### Supplied passage:
== Segment start ==
Recent elections have seen the formation of governments with unprecedented majorities. The BJP at the Centre got the highest number of seats since 1984, while the AAP swept to power in the Delhi assembly leaving just three seats for the opposition. History suggests that governments with brute majority have often exercised unrestrained political will. The Indian constitution wisely subscribes to the doctrine of separation of powers.

Reflecting this doctrine, the Judiciary has a special place to play in our democracy. In the last one year there has been undermining of the courts legitimacy to decide on issues of national importance. To understand the significance of an independent judiciary we need to go back to three historic decisions of the Supreme Court of India, two in 1970 the Bank Nationalization and the Privy Purses Judgments and one in 1985, the Shah Bano case. The Supreme Court on 10.02.1970 struck down the ordinance nationalizing banks and on 06.09.1970 the Court found de-recognition of the princes by a presidential order unconstitutional. These decisions of the Court forced the second nationalization ordinance to remove the provision forbidding private banks from continuing banking business and also specified compensation for the banks. Similarly a constitutional amendment had to be passed to change the status of prince’s privy in India. These judgments did not contemplate on issue of policy but fulfilled the Judiciary’s duty of testing the ordinance and presidential order on constitutional law.

What made these decisions remarkable was that these decisions were made when the popularity of a Congress party committed to socialist principles was extraordinary. Only a few months later in 1971 the Indira Gandhi led Government came to power with 350 out of 520 seats in parliament! Similarly In 1985 the Shah Bano judgment recognized the right of alimony for a Muslim woman, a verdict later diluted through Legislation by a majority Government.

The Court has made clear that the Union cannot take away liberties guaranteed by the constitution nor can the legislature and executive function contrary to the separation of powers. The Supreme Court through Kesavanand Bharti case sought to protect the Fundamental Rights from even the Parliament. Our constitutional scheme recognizes the role of the Supreme Court as the final interpreter of the constitution.
== Segment end ==
### Tasks:
1. Name every Supreme Court case or judgment mentioned in the passage on judicial independence.
2. Return everything in the passage on judicial independence from "Recent elections have" down to "of separation of powers.", copied word for word.
The stored data entries after this point are a separate body of material from the passage.

[Stored data entries]
== Segment start ==
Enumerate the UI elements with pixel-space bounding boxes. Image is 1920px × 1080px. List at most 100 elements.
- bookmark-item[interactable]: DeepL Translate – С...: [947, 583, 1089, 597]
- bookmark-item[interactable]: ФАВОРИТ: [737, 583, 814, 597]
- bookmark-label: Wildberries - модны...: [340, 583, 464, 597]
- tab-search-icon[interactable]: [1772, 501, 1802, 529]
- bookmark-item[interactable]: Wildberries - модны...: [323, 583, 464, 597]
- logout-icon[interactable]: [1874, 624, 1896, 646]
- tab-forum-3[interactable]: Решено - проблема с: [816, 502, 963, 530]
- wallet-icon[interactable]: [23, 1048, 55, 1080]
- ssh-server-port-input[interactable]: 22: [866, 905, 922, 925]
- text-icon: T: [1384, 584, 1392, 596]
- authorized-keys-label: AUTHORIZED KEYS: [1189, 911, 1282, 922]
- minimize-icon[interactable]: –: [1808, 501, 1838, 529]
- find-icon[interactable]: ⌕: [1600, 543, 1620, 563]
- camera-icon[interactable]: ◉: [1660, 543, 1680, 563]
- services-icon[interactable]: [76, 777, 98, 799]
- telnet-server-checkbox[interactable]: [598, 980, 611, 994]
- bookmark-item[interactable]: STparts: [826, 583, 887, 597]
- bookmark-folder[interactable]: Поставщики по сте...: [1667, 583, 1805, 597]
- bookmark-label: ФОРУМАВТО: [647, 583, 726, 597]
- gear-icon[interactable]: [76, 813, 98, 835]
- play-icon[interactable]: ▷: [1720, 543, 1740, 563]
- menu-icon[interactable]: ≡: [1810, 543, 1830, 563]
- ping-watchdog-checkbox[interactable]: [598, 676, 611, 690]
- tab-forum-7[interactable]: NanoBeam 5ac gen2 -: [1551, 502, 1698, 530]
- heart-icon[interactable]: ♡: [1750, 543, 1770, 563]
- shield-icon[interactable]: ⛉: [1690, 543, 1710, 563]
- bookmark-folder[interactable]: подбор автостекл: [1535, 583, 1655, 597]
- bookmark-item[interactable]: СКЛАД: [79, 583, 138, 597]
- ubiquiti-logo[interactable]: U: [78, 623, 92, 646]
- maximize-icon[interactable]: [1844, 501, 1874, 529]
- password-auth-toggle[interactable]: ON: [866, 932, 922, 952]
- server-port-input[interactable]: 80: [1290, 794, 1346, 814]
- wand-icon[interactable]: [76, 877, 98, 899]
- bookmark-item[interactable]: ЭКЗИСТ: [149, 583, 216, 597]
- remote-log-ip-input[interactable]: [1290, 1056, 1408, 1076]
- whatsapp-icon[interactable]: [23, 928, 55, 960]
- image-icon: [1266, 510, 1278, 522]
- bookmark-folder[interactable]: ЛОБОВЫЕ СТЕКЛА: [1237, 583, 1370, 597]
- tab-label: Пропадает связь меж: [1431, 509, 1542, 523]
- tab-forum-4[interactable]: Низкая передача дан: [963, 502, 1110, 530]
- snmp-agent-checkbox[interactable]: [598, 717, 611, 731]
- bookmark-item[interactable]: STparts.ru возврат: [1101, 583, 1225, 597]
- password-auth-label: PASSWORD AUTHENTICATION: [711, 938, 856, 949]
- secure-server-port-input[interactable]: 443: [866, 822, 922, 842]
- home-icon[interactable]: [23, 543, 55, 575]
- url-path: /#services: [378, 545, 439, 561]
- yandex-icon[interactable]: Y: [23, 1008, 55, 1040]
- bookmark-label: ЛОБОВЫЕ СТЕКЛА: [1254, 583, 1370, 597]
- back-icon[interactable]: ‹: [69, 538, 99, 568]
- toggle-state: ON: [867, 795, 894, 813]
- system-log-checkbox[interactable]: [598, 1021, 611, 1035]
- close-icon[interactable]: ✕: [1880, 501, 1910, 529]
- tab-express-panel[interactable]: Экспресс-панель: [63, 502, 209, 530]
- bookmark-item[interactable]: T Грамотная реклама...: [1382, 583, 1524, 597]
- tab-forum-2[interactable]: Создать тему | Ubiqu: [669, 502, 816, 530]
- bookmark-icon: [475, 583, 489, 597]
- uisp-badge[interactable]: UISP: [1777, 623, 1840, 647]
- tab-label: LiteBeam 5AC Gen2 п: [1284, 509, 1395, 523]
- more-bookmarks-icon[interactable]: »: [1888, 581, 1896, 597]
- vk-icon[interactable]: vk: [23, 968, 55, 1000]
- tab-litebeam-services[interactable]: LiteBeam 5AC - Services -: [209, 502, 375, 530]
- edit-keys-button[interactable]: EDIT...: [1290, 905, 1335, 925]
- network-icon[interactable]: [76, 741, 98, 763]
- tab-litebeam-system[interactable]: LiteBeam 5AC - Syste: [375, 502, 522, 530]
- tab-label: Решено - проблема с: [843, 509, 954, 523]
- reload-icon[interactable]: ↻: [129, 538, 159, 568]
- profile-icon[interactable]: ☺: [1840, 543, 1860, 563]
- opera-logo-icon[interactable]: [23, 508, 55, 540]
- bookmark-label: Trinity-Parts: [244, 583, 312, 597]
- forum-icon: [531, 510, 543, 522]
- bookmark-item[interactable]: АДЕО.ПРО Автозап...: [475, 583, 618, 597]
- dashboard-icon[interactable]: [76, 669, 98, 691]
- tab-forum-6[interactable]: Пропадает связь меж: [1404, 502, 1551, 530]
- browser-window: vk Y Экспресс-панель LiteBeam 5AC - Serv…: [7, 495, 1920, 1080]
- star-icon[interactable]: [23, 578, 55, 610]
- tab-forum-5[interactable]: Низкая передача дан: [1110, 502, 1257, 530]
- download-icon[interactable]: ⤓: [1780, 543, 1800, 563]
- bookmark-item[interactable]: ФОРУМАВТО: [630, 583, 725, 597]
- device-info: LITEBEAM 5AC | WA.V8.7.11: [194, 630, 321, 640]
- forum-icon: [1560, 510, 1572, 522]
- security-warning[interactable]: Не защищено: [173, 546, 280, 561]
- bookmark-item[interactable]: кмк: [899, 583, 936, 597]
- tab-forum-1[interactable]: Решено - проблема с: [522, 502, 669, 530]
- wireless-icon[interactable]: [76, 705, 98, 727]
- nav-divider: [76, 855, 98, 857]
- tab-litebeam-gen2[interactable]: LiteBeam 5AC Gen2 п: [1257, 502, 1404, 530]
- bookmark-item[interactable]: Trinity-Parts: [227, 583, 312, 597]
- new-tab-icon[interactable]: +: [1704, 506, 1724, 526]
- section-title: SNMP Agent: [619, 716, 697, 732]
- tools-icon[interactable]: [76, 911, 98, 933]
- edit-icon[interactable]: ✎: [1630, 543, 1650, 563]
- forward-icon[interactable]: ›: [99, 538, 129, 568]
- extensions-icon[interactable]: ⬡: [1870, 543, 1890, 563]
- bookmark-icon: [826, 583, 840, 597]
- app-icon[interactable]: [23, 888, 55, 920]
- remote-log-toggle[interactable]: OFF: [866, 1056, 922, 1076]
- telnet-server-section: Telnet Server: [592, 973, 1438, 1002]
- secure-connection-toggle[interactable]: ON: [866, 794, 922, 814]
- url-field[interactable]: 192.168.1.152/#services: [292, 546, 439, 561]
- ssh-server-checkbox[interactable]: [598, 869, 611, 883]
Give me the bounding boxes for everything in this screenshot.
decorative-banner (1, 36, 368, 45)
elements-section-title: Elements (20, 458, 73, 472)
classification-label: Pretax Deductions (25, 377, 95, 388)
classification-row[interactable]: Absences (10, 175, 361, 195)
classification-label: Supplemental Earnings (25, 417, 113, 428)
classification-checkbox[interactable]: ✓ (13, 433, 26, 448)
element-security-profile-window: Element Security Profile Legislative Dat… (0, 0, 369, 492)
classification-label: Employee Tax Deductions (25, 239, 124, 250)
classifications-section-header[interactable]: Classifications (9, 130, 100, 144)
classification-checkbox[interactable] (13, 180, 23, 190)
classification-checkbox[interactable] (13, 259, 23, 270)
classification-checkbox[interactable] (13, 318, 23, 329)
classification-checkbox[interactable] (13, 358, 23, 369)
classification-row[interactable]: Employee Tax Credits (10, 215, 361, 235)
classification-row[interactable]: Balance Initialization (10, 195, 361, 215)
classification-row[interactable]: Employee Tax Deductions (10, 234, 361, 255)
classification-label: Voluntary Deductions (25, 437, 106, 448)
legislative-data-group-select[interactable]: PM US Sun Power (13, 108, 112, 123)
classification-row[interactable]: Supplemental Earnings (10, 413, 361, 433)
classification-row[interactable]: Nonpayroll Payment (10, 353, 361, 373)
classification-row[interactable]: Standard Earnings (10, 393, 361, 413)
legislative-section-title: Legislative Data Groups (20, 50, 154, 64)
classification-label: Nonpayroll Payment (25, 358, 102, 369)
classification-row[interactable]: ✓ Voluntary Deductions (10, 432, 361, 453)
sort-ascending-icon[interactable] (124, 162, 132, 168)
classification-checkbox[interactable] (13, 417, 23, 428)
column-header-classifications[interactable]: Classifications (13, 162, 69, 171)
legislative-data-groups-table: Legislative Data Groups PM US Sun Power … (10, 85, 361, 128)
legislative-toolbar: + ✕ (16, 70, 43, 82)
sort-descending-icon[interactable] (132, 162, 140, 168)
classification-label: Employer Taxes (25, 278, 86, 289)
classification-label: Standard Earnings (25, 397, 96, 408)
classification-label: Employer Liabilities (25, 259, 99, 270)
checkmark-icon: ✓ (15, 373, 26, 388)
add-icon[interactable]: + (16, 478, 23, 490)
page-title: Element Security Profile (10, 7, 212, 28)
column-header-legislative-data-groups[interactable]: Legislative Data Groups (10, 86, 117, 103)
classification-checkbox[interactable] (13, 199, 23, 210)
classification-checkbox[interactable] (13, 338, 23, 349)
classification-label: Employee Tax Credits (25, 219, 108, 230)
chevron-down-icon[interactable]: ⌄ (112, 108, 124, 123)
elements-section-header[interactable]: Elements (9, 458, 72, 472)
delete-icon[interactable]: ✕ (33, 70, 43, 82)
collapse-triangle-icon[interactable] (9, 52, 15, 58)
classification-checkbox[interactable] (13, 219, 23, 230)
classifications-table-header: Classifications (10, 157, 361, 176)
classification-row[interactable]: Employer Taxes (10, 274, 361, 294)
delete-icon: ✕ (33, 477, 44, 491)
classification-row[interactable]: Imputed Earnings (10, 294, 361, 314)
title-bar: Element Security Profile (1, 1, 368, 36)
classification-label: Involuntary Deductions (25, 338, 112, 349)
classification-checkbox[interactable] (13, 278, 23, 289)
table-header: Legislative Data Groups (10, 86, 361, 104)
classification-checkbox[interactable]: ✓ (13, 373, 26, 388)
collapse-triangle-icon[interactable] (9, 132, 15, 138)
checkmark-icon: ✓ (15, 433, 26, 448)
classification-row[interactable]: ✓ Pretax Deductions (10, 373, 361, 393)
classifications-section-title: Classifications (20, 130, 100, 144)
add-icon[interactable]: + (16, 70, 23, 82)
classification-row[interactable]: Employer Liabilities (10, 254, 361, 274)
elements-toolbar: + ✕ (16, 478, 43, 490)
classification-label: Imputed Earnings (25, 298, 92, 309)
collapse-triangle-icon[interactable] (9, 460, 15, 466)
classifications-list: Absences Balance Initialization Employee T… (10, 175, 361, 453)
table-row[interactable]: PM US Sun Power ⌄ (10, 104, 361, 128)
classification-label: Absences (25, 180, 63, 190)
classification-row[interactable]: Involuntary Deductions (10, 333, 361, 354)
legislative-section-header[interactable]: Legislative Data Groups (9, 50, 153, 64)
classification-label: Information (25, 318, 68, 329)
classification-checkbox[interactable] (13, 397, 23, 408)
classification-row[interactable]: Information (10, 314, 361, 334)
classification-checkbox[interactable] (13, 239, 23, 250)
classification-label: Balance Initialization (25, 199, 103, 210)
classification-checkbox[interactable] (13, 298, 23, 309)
== Segment end ==
### List of answers:
1.
- Bank Nationalization
- Privy Purses
- Shah Bano
- Kesavanand Bharti

2.
Recent elections have seen the formation of governments with unprecedented majorities. The BJP at the Centre got the highest number of seats since 1984, while the AAP swept to power in the Delhi assembly leaving just three seats for the opposition. History suggests that governments with brute majority have often exercised unrestrained political will. The Indian constitution wisely subscribes to the doctrine of separation of powers.